Entries taken from a collection:

::::::

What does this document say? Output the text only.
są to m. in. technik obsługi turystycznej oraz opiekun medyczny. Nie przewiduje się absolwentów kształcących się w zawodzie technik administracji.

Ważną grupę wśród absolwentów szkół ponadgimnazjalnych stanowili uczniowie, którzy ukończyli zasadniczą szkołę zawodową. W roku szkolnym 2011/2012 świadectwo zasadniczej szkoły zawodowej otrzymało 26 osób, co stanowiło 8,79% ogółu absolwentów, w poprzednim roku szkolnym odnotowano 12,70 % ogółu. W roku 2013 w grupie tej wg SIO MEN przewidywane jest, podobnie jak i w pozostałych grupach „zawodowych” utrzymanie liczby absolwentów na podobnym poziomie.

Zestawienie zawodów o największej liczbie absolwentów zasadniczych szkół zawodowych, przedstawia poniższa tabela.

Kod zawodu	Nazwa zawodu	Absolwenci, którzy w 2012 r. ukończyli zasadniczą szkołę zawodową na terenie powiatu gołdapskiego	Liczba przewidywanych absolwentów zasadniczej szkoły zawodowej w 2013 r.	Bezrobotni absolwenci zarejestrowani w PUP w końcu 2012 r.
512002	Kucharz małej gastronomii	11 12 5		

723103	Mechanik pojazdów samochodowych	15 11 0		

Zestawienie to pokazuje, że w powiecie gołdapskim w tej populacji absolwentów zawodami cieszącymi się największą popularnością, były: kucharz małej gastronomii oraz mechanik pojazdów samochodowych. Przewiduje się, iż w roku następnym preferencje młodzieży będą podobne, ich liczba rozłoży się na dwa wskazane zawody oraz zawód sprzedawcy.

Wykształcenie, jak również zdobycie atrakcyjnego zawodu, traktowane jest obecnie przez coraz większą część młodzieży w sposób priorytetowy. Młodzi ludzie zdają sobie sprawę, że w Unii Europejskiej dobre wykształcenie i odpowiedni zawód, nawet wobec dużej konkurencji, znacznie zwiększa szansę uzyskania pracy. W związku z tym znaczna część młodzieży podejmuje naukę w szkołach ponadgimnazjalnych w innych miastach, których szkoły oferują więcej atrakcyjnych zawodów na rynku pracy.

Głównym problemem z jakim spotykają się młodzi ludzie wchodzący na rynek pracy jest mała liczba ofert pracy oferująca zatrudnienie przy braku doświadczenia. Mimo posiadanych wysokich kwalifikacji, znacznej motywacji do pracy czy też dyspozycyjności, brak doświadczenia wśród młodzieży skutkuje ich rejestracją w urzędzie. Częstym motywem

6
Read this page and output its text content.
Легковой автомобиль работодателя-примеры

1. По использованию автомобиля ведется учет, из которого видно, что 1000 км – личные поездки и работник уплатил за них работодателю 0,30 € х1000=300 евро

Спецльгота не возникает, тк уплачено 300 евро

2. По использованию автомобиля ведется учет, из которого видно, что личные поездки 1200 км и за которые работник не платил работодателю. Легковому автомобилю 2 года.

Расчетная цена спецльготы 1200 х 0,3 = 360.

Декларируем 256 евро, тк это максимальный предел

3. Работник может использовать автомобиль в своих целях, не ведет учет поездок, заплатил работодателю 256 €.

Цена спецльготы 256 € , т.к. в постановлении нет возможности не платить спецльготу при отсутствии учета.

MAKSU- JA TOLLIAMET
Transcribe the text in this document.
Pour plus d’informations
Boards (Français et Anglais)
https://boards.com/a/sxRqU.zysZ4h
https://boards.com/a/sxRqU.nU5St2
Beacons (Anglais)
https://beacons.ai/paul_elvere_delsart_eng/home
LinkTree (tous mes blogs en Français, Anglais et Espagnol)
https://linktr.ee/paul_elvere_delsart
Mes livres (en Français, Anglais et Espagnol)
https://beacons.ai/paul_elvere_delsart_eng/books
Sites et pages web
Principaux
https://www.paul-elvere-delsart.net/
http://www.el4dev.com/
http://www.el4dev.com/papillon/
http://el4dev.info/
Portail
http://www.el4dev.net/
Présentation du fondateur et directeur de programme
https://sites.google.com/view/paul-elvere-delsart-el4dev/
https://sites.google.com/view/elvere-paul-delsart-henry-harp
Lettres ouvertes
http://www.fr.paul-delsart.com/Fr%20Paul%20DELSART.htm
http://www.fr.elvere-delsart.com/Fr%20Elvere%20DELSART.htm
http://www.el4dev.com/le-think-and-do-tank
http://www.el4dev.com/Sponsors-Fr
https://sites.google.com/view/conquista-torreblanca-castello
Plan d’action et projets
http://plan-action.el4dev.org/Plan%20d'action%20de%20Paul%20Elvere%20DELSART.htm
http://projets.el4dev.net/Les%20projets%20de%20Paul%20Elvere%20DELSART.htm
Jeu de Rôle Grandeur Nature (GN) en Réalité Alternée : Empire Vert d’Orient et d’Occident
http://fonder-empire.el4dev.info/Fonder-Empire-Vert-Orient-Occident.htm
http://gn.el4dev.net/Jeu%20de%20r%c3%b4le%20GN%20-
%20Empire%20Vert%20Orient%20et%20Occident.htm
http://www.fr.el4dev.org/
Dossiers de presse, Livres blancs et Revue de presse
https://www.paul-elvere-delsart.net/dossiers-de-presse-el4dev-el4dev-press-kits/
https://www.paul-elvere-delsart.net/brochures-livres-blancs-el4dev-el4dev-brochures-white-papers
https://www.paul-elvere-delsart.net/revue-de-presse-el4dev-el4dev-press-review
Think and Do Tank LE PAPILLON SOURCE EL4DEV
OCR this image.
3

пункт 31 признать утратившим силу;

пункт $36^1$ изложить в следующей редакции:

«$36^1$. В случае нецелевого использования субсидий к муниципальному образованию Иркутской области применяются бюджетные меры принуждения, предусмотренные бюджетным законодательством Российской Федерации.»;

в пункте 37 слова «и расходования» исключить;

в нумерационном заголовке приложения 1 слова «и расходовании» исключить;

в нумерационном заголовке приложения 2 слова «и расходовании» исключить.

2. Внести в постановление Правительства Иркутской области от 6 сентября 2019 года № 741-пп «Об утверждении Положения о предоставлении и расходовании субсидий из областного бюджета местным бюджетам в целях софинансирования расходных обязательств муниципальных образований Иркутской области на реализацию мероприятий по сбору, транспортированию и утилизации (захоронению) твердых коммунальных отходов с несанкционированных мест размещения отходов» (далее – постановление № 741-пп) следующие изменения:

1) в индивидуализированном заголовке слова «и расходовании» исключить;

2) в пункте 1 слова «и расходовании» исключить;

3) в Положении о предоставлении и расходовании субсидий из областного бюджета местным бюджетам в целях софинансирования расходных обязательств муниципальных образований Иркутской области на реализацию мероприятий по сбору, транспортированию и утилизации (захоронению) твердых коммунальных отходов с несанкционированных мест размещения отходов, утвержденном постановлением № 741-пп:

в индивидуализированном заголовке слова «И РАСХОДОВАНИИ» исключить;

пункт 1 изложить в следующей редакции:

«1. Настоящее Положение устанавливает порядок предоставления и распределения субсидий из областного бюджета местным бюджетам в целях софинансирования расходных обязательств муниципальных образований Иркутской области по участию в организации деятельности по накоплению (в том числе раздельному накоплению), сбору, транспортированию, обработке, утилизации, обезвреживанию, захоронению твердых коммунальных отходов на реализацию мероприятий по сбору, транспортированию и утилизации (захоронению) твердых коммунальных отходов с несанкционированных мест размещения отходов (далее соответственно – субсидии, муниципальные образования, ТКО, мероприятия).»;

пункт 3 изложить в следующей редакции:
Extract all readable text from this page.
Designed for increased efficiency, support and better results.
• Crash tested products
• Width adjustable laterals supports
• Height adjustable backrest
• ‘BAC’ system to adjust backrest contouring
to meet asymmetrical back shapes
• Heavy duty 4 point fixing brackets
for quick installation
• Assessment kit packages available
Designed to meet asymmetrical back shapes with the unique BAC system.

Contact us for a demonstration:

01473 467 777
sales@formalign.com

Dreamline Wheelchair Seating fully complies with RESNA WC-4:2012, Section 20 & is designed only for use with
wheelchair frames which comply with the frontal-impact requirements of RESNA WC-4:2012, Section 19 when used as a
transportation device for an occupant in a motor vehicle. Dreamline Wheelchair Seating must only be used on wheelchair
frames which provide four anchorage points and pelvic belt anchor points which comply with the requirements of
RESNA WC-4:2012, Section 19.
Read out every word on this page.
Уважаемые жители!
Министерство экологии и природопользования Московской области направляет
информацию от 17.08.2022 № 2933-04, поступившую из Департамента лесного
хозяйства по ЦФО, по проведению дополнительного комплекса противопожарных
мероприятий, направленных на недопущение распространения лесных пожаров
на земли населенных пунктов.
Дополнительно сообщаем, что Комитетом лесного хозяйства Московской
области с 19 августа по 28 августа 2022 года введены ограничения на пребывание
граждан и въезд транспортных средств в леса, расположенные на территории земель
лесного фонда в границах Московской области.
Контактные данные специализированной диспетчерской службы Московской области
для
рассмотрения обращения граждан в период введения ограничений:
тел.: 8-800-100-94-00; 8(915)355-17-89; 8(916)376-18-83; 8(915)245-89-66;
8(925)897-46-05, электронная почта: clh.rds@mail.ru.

::::::

Exercise prompt
Take each line containing the string "исключить" and copy it out.

Result for this exercise
в пункте 37 слова «и расходования» исключить;
в нумерационном заголовке приложения 1 слова «и расходовании» исключить;
в нумерационном заголовке приложения 2 слова «и расходовании» исключить.
1) в индивидуализированном заголовке слова «и расходовании» исключить;
2) в пункте 1 слова «и расходовании» исключить;
в индивидуализированном заголовке слова «И РАСХОДОВАНИИ» исключить;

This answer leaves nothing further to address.